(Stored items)
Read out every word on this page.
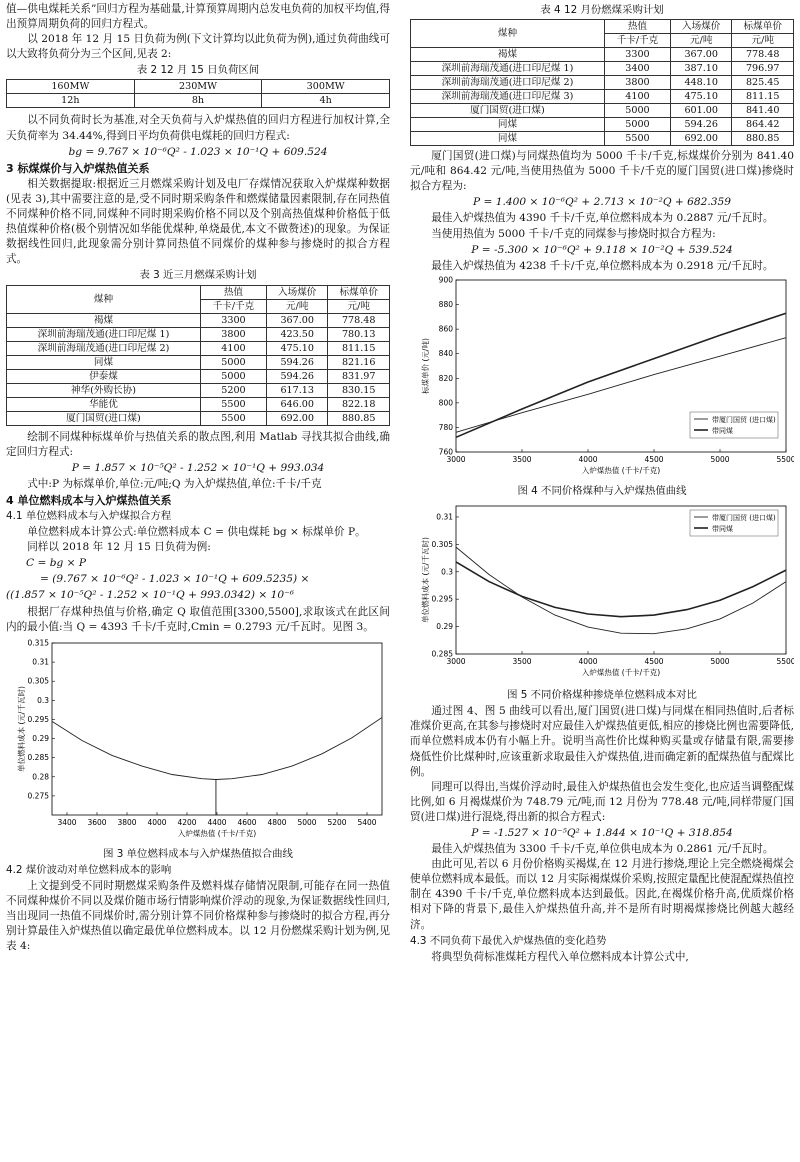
值—供电煤耗关系”回归方程为基础量,计算预算周期内总发电负荷的加权平均值,得出预算周期负荷的回归方程式。

以 2018 年 12 月 15 日负荷为例(下文计算均以此负荷为例),通过负荷曲线可以大致将负荷分为三个区间,见表 2:

表 2 12 月 15 日负荷区间
160MW	230MW	300MW
12h	8h	4h

以不同负荷时长为基准,对全天负荷与入炉煤热值的回归方程进行加权计算,全天负荷率为 34.44%,得到日平均负荷供电煤耗的回归方程式:

bg = 9.767 × 10⁻⁶Q² - 1.023 × 10⁻¹Q + 609.524

3 标煤煤价与入炉煤热值关系

相关数据提取:根据近三月燃煤采购计划及电厂存煤情况获取入炉煤煤种数据(见表 3),其中需要注意的是,受不同时期采购条件和燃煤储量因素限制,存在同热值不同煤种价格不同,同煤种不同时期采购价格不同以及个别高热值煤种价格低于低热值煤种价格(极个别情况如华能优煤种,单烧最优,本文不做赘述)的现象。为保证数据线性回归,此现象需分别计算同热值不同煤价的煤种参与掺烧时的拟合方程式。

表 3 近三月燃煤采购计划
煤种	热值	入场煤价	标煤单价
	千卡/千克	元/吨	元/吨
褐煤	3300	367.00	778.48
深圳前海瑞茂通(进口印尼煤 1)	3800	423.50	780.13
深圳前海瑞茂通(进口印尼煤 2)	4100	475.10	811.15
同煤	5000	594.26	821.16
伊泰煤	5000	594.26	831.97
神华(外购长协)	5200	617.13	830.15
华能优	5500	646.00	822.18
厦门国贸(进口煤)	5500	692.00	880.85

绘制不同煤种标煤单价与热值关系的散点图,利用 Matlab 寻找其拟合曲线,确定回归方程式:

P = 1.857 × 10⁻⁵Q² - 1.252 × 10⁻¹Q + 993.034

式中:P 为标煤单价,单位:元/吨;Q 为入炉煤热值,单位:千卡/千克

4 单位燃料成本与入炉煤热值关系

4.1 单位燃料成本与入炉煤拟合方程

单位燃料成本计算公式:单位燃料成本 C = 供电煤耗 bg × 标煤单价 P。

同样以 2018 年 12 月 15 日负荷为例:

C = bg × P

= (9.767 × 10⁻⁶Q² - 1.023 × 10⁻¹Q + 609.5235) ×

((1.857 × 10⁻⁵Q² - 1.252 × 10⁻¹Q + 993.0342) × 10⁻⁶

根据厂存煤种热值与价格,确定 Q 取值范围[3300,5500],求取该式在此区间内的最小值:当 Q = 4393 千卡/千克时,Cmin = 0.2793 元/千瓦时。见图 3。

3400 3600 3800 4000 4200 4400 4600 4800 5000 5200 5400
0.275
0.28
0.285
0.29
0.295
0.3
0.305
0.31
0.315
入炉煤热值 (千卡/千克)
单位燃料成本 (元/千瓦时)
图 3 单位燃料成本与入炉煤热值拟合曲线

4.2 煤价波动对单位燃料成本的影响

上文提到受不同时期燃煤采购条件及燃料煤存储情况限制,可能存在同一热值不同煤种煤价不同以及煤价随市场行情影响煤价浮动的现象,为保证数据线性回归,当出现同一热值不同煤价时,需分别计算不同价格煤种参与掺烧时的拟合方程,再分别计算最佳入炉煤热值以确定最优单位燃料成本。以 12 月份燃煤采购计划为例,见表 4:

表 4 12 月份燃煤采购计划
煤种	热值	入场煤价	标煤单价
	千卡/千克	元/吨	元/吨
褐煤	3300	367.00	778.48
深圳前海瑞茂通(进口印尼煤 1)	3400	387.10	796.97
深圳前海瑞茂通(进口印尼煤 2)	3800	448.10	825.45
深圳前海瑞茂通(进口印尼煤 3)	4100	475.10	811.15
厦门国贸(进口煤)	5000	601.00	841.40
同煤	5000	594.26	864.42
同煤	5500	692.00	880.85

厦门国贸(进口煤)与同煤热值均为 5000 千卡/千克,标煤煤价分别为 841.40 元/吨和 864.42 元/吨,当使用热值为 5000 千卡/千克的厦门国贸(进口煤)掺烧时拟合方程为:

P = 1.400 × 10⁻⁶Q² + 2.713 × 10⁻²Q + 682.359

最佳入炉煤热值为 4390 千卡/千克,单位燃料成本为 0.2887 元/千瓦时。

当使用热值为 5000 千卡/千克的同煤参与掺烧时拟合方程为:

P = -5.300 × 10⁻⁶Q² + 9.118 × 10⁻²Q + 539.524

最佳入炉煤热值为 4238 千卡/千克,单位燃料成本为 0.2918 元/千瓦时。

3000	3500	4000	4500	5000	5500
760
780
800
820
840
860
880
900
入炉煤热值 (千卡/千克)
标煤单价 (元/吨)
带厦门国贸 (进口煤)
带同煤
图 4 不同价格煤种与入炉煤热值曲线
3000	3500	4000	4500	5000	5500
0.285
0.29
0.295
0.3
0.305
0.31
入炉煤热值 (千卡/千克)
单位燃料成本 (元/千瓦时)
带厦门国贸 (进口煤)
带同煤
图 5 不同价格煤种掺烧单位燃料成本对比

通过图 4、图 5 曲线可以看出,厦门国贸(进口煤)与同煤在相同热值时,后者标准煤价更高,在其参与掺烧时对应最佳入炉煤热值更低,相应的掺烧比例也需要降低,而单位燃料成本仍有小幅上升。说明当高性价比煤种购买量或存储量有限,需要掺烧低性价比煤种时,应该重新求取最佳入炉煤热值,进而确定新的配煤热值与配煤比例。

同理可以得出,当煤价浮动时,最佳入炉煤热值也会发生变化,也应适当调整配煤比例,如 6 月褐煤煤价为 748.79 元/吨,而 12 月份为 778.48 元/吨,同样带厦门国贸(进口煤)进行混烧,得出新的拟合方程式:

P = -1.527 × 10⁻⁵Q² + 1.844 × 10⁻¹Q + 318.854

最佳入炉煤热值为 3300 千卡/千克,单位供电成本为 0.2861 元/千瓦时。

由此可见,若以 6 月份价格购买褐煤,在 12 月进行掺烧,理论上完全燃烧褐煤会使单位燃料成本最低。而以 12 月实际褐煤煤价采购,按照定量配比使混配煤热值控制在 4390 千卡/千克,单位燃料成本达到最低。因此,在褐煤价格升高,优质煤价格相对下降的背景下,最佳入炉煤热值升高,并不是所有时期褐煤掺烧比例越大越经济。

4.3 不同负荷下最优入炉煤热值的变化趋势

将典型负荷标准煤耗方程代入单位燃料成本计算公式中,
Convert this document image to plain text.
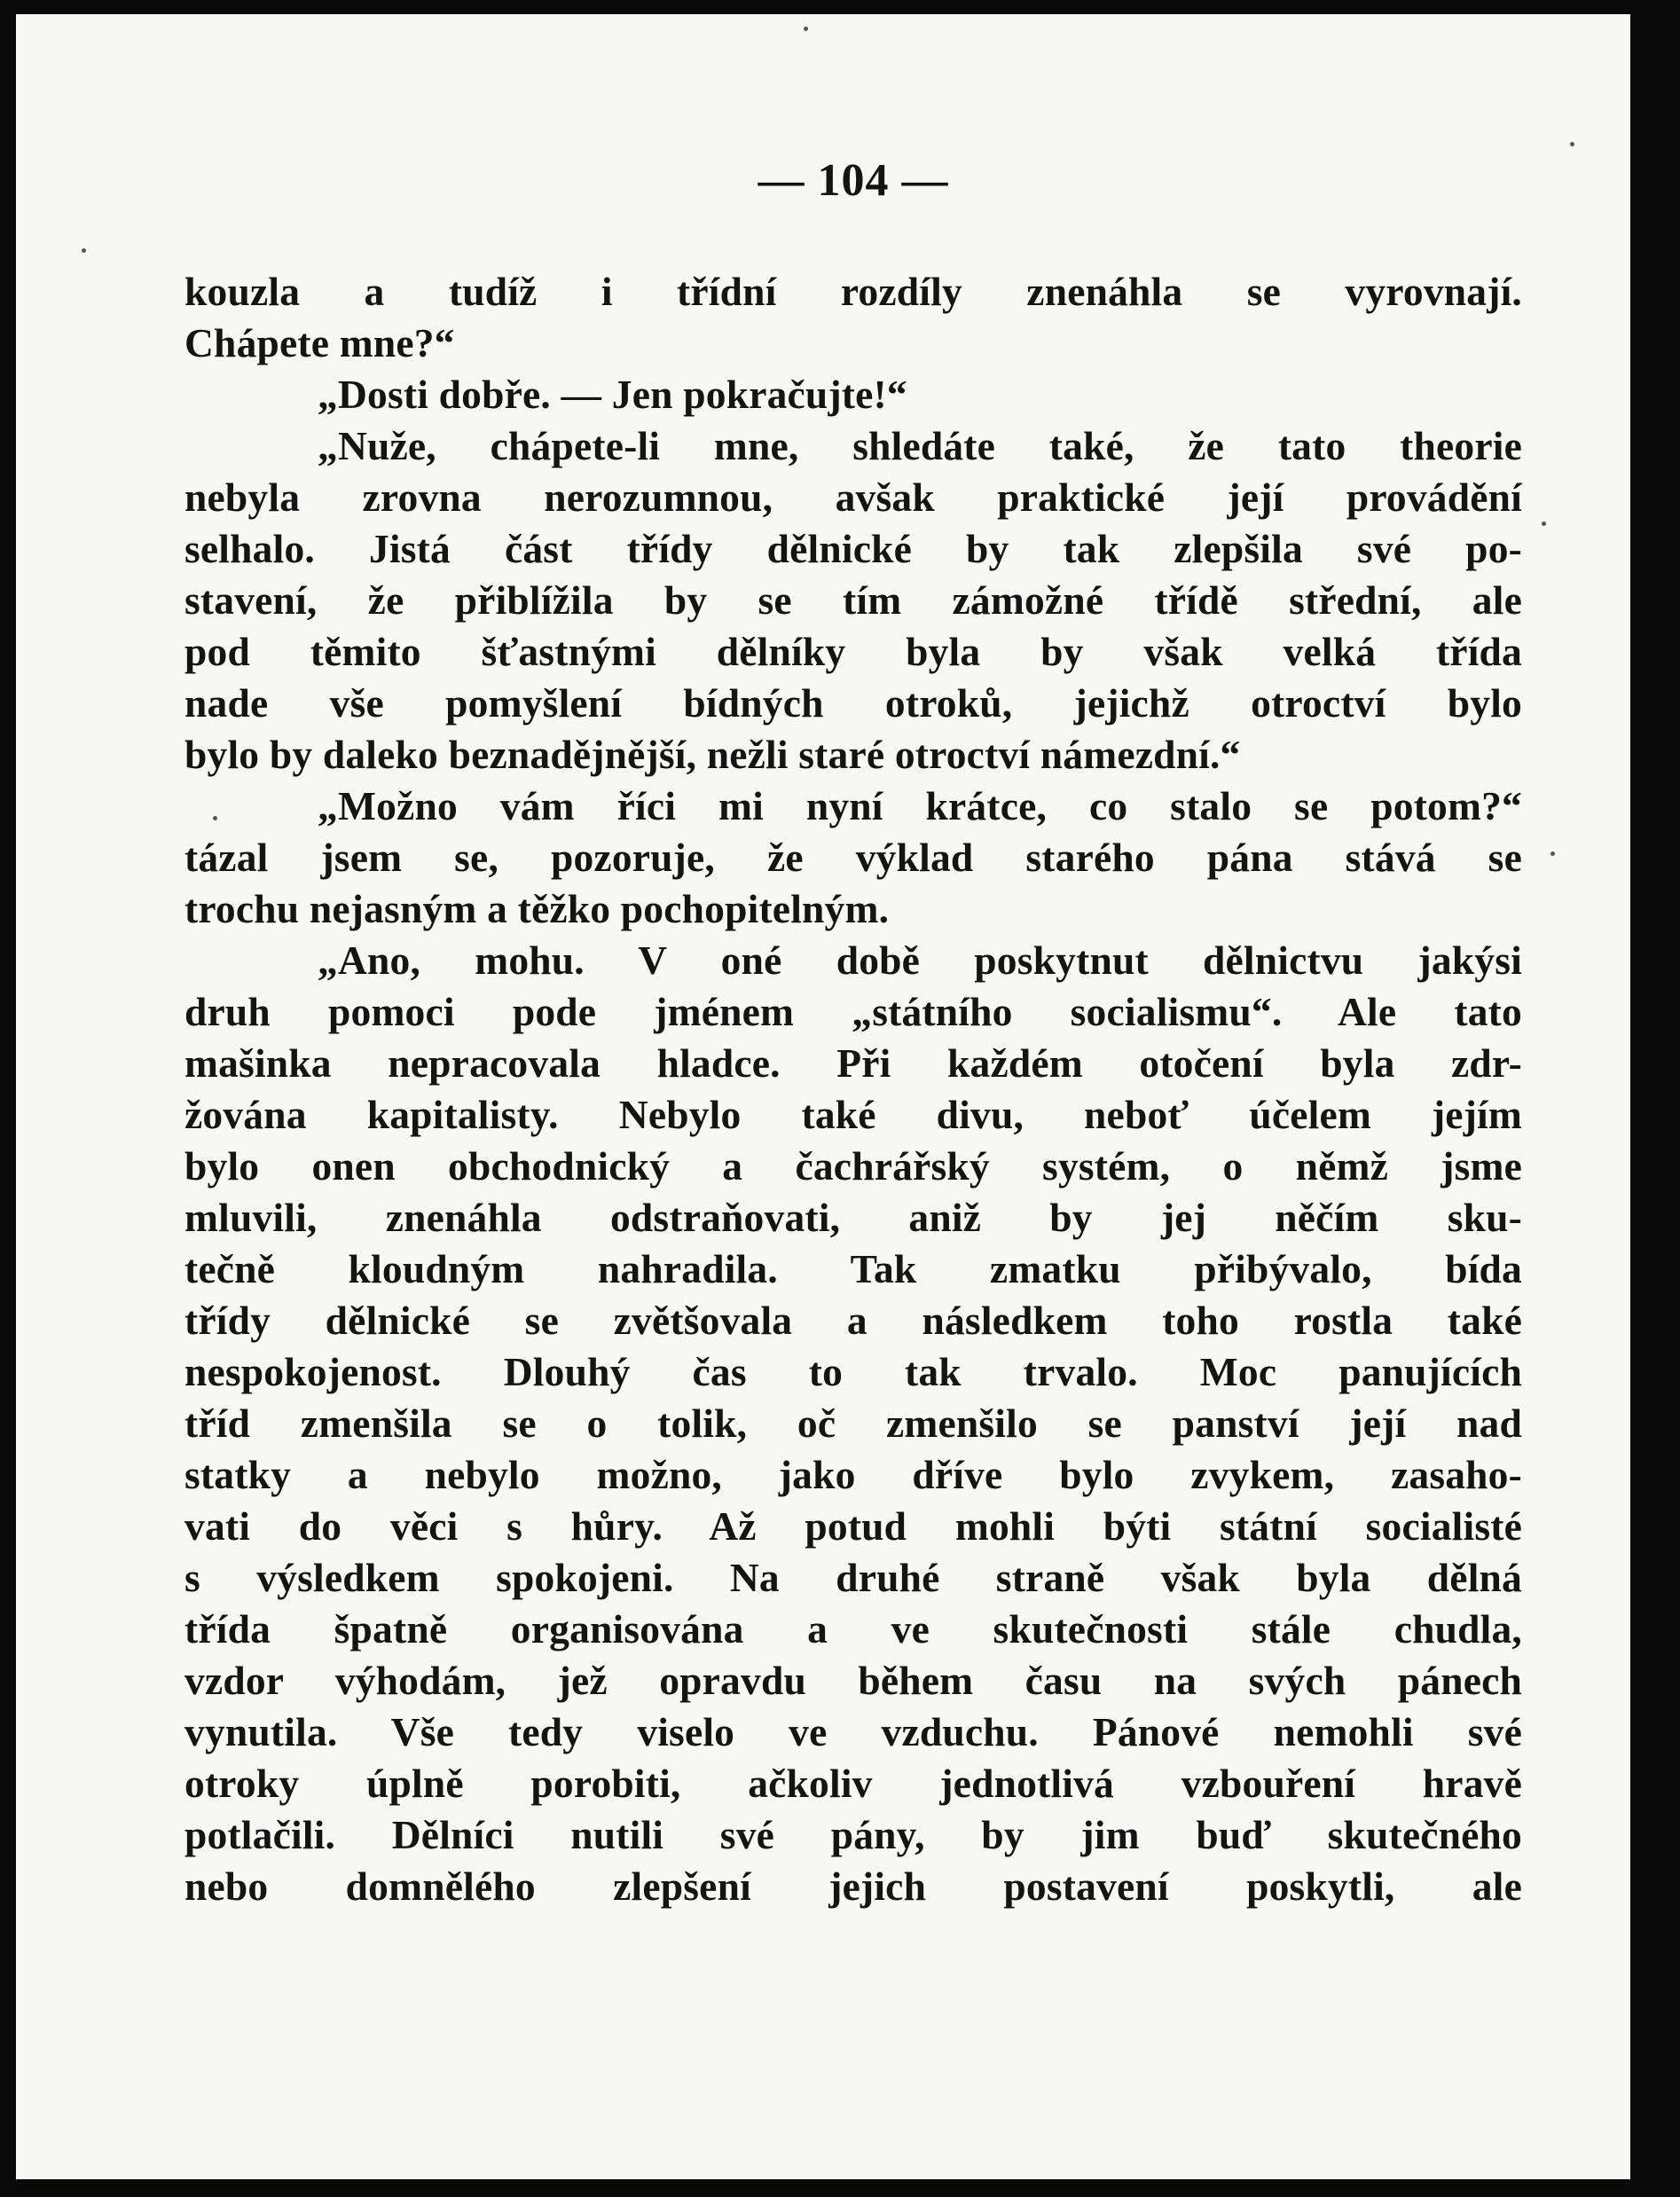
— 104 —
kouzla a tudíž i třídní rozdíly znenáhla se vyrovnají.
Chápete mne?“
„Dosti dobře. — Jen pokračujte!“
„Nuže, chápete-li mne, shledáte také, že tato theorie
nebyla zrovna nerozumnou, avšak praktické její provádění
selhalo. Jistá část třídy dělnické by tak zlepšila své po-
stavení, že přiblížila by se tím zámožné třídě střední, ale
pod těmito šťastnými dělníky byla by však velká třída
nade vše pomyšlení bídných otroků, jejichž otroctví bylo
bylo by daleko beznadějnější, nežli staré otroctví námezdní.“
„Možno vám říci mi nyní krátce, co stalo se potom?“
tázal jsem se, pozoruje, že výklad starého pána stává se
trochu nejasným a těžko pochopitelným.
„Ano, mohu. V oné době poskytnut dělnictvu jakýsi
druh pomoci pode jménem „státního socialismu“. Ale tato
mašinka nepracovala hladce. Při každém otočení byla zdr-
žována kapitalisty. Nebylo také divu, neboť účelem jejím
bylo onen obchodnický a čachrářský systém, o němž jsme
mluvili, znenáhla odstraňovati, aniž by jej něčím sku-
tečně kloudným nahradila. Tak zmatku přibývalo, bída
třídy dělnické se zvětšovala a následkem toho rostla také
nespokojenost. Dlouhý čas to tak trvalo. Moc panujících
tříd zmenšila se o tolik, oč zmenšilo se panství její nad
statky a nebylo možno, jako dříve bylo zvykem, zasaho-
vati do věci s hůry. Až potud mohli býti státní socialisté
s výsledkem spokojeni. Na druhé straně však byla dělná
třída špatně organisována a ve skutečnosti stále chudla,
vzdor výhodám, jež opravdu během času na svých pánech
vynutila. Vše tedy viselo ve vzduchu. Pánové nemohli své
otroky úplně porobiti, ačkoliv jednotlivá vzbouření hravě
potlačili. Dělníci nutili své pány, by jim buď skutečného
nebo domnělého zlepšení jejich postavení poskytli, ale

### [Goal of the exercise]
Pull out each line of the records holding the string "tato".

### [Task solution]
„Nuže, chápete-li mne, shledáte také, že tato theorie
druh pomoci pode jménem „státního socialismu“. Ale tato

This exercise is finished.